— Start —
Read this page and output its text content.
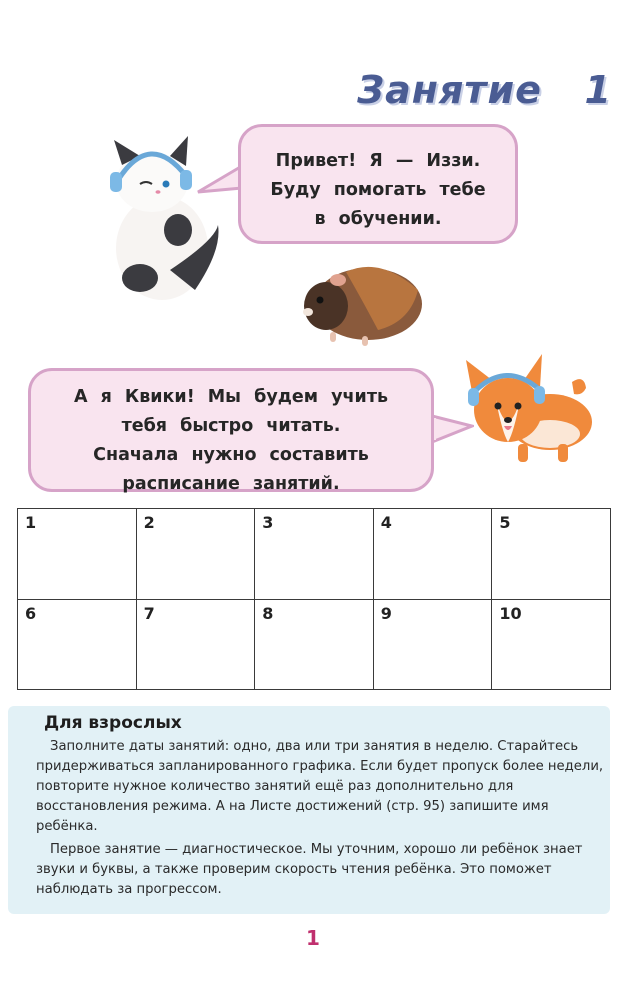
Занятие   1
Привет! Я — Иззи.
Буду помогать тебе
в обучении.
А я Квики! Мы будем учить
тебя быстро читать.
Сначала нужно составить
расписание занятий.
1	2	3	4	5
6	7	8	9	10
Для взрослых

Заполните даты занятий: одно, два или три занятия в неделю. Старайтесь придерживаться запланированного графика. Если будет пропуск более недели, повторите нужное количество занятий ещё раз дополнительно для восстановления режима. А на Листе достижений (стр. 95) запишите имя ребёнка.

Первое занятие — диагностическое. Мы уточним, хорошо ли ребёнок знает звуки и буквы, а также проверим скорость чтения ребёнка. Это поможет наблюдать за прогрессом.

1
— End —
What is asked
Reproduce each line exactly, please, except for any pictures.

Expected answer
Read this page and output its text content.
Занятие   1
Привет! Я — Иззи.
Буду помогать тебе
в обучении.
А я Квики! Мы будем учить
тебя быстро читать.
Сначала нужно составить
расписание занятий.
1	2	3	4	5
6	7	8	9	10
Для взрослых

Заполните даты занятий: одно, два или три занятия в неделю. Старайтесь придерживаться запланированного графика. Если будет пропуск более недели, повторите нужное количество занятий ещё раз дополнительно для восстановления режима. А на Листе достижений (стр. 95) запишите имя ребёнка.

Первое занятие — диагностическое. Мы уточним, хорошо ли ребёнок знает звуки и буквы, а также проверим скорость чтения ребёнка. Это поможет наблюдать за прогрессом.

1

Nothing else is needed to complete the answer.